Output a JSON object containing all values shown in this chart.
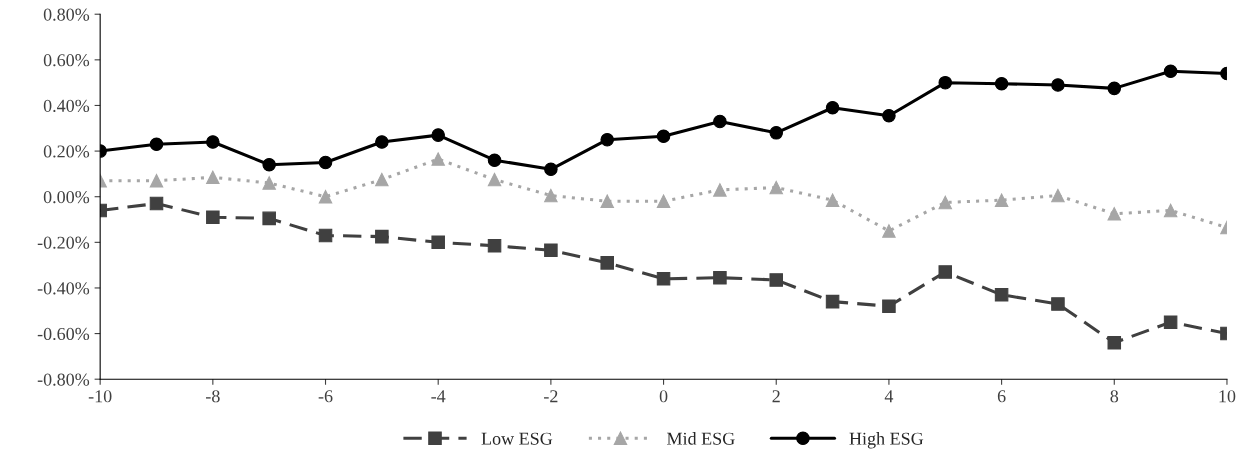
{
  "chart_data": {
    "type": "line",
    "x": [
      -10,
      -9,
      -8,
      -7,
      -6,
      -5,
      -4,
      -3,
      -2,
      -1,
      0,
      1,
      2,
      3,
      4,
      5,
      6,
      7,
      8,
      9,
      10
    ],
    "series": [
      {
        "name": "Low ESG",
        "color": "#404040",
        "marker": "square",
        "line_style": "dashed",
        "values": [
          -0.06,
          -0.03,
          -0.09,
          -0.095,
          -0.17,
          -0.175,
          -0.2,
          -0.215,
          -0.235,
          -0.29,
          -0.36,
          -0.355,
          -0.365,
          -0.46,
          -0.48,
          -0.33,
          -0.43,
          -0.47,
          -0.64,
          -0.55,
          -0.6
        ]
      },
      {
        "name": "Mid ESG",
        "color": "#a6a6a6",
        "marker": "triangle",
        "line_style": "dotted",
        "values": [
          0.07,
          0.07,
          0.085,
          0.06,
          0.0,
          0.075,
          0.165,
          0.075,
          0.005,
          -0.02,
          -0.02,
          0.03,
          0.04,
          -0.015,
          -0.15,
          -0.025,
          -0.015,
          0.005,
          -0.075,
          -0.06,
          -0.135
        ]
      },
      {
        "name": "High ESG",
        "color": "#000000",
        "marker": "circle",
        "line_style": "solid",
        "values": [
          0.2,
          0.23,
          0.24,
          0.14,
          0.15,
          0.24,
          0.27,
          0.16,
          0.12,
          0.25,
          0.265,
          0.33,
          0.28,
          0.39,
          0.355,
          0.5,
          0.495,
          0.49,
          0.475,
          0.55,
          0.54
        ]
      }
    ],
    "xlim": [
      -10,
      10
    ],
    "xticks": [
      -10,
      -8,
      -6,
      -4,
      -2,
      0,
      2,
      4,
      6,
      8,
      10
    ],
    "ylim": [
      -0.8,
      0.8
    ],
    "yticks": [
      {
        "value": -0.8,
        "label": "-0.80%"
      },
      {
        "value": -0.6,
        "label": "-0.60%"
      },
      {
        "value": -0.4,
        "label": "-0.40%"
      },
      {
        "value": -0.2,
        "label": "-0.20%"
      },
      {
        "value": 0,
        "label": "0.00%"
      },
      {
        "value": 0.2,
        "label": "0.20%"
      },
      {
        "value": 0.4,
        "label": "0.40%"
      },
      {
        "value": 0.6,
        "label": "0.60%"
      },
      {
        "value": 0.8,
        "label": "0.80%"
      }
    ],
    "grid": false,
    "legend": "bottom"
  }
}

### PROBLEM TO SOLVE
Write out every line above exactly as it is, leaving out the pictures.

### PROBLEM SOLUTION
Output a JSON object containing all values shown in this chart.
{
  "chart_data": {
    "type": "line",
    "x": [
      -10,
      -9,
      -8,
      -7,
      -6,
      -5,
      -4,
      -3,
      -2,
      -1,
      0,
      1,
      2,
      3,
      4,
      5,
      6,
      7,
      8,
      9,
      10
    ],
    "series": [
      {
        "name": "Low ESG",
        "color": "#404040",
        "marker": "square",
        "line_style": "dashed",
        "values": [
          -0.06,
          -0.03,
          -0.09,
          -0.095,
          -0.17,
          -0.175,
          -0.2,
          -0.215,
          -0.235,
          -0.29,
          -0.36,
          -0.355,
          -0.365,
          -0.46,
          -0.48,
          -0.33,
          -0.43,
          -0.47,
          -0.64,
          -0.55,
          -0.6
        ]
      },
      {
        "name": "Mid ESG",
        "color": "#a6a6a6",
        "marker": "triangle",
        "line_style": "dotted",
        "values": [
          0.07,
          0.07,
          0.085,
          0.06,
          0.0,
          0.075,
          0.165,
          0.075,
          0.005,
          -0.02,
          -0.02,
          0.03,
          0.04,
          -0.015,
          -0.15,
          -0.025,
          -0.015,
          0.005,
          -0.075,
          -0.06,
          -0.135
        ]
      },
      {
        "name": "High ESG",
        "color": "#000000",
        "marker": "circle",
        "line_style": "solid",
        "values": [
          0.2,
          0.23,
          0.24,
          0.14,
          0.15,
          0.24,
          0.27,
          0.16,
          0.12,
          0.25,
          0.265,
          0.33,
          0.28,
          0.39,
          0.355,
          0.5,
          0.495,
          0.49,
          0.475,
          0.55,
          0.54
        ]
      }
    ],
    "xlim": [
      -10,
      10
    ],
    "xticks": [
      -10,
      -8,
      -6,
      -4,
      -2,
      0,
      2,
      4,
      6,
      8,
      10
    ],
    "ylim": [
      -0.8,
      0.8
    ],
    "yticks": [
      {
        "value": -0.8,
        "label": "-0.80%"
      },
      {
        "value": -0.6,
        "label": "-0.60%"
      },
      {
        "value": -0.4,
        "label": "-0.40%"
      },
      {
        "value": -0.2,
        "label": "-0.20%"
      },
      {
        "value": 0,
        "label": "0.00%"
      },
      {
        "value": 0.2,
        "label": "0.20%"
      },
      {
        "value": 0.4,
        "label": "0.40%"
      },
      {
        "value": 0.6,
        "label": "0.60%"
      },
      {
        "value": 0.8,
        "label": "0.80%"
      }
    ],
    "grid": false,
    "legend": "bottom"
  }
}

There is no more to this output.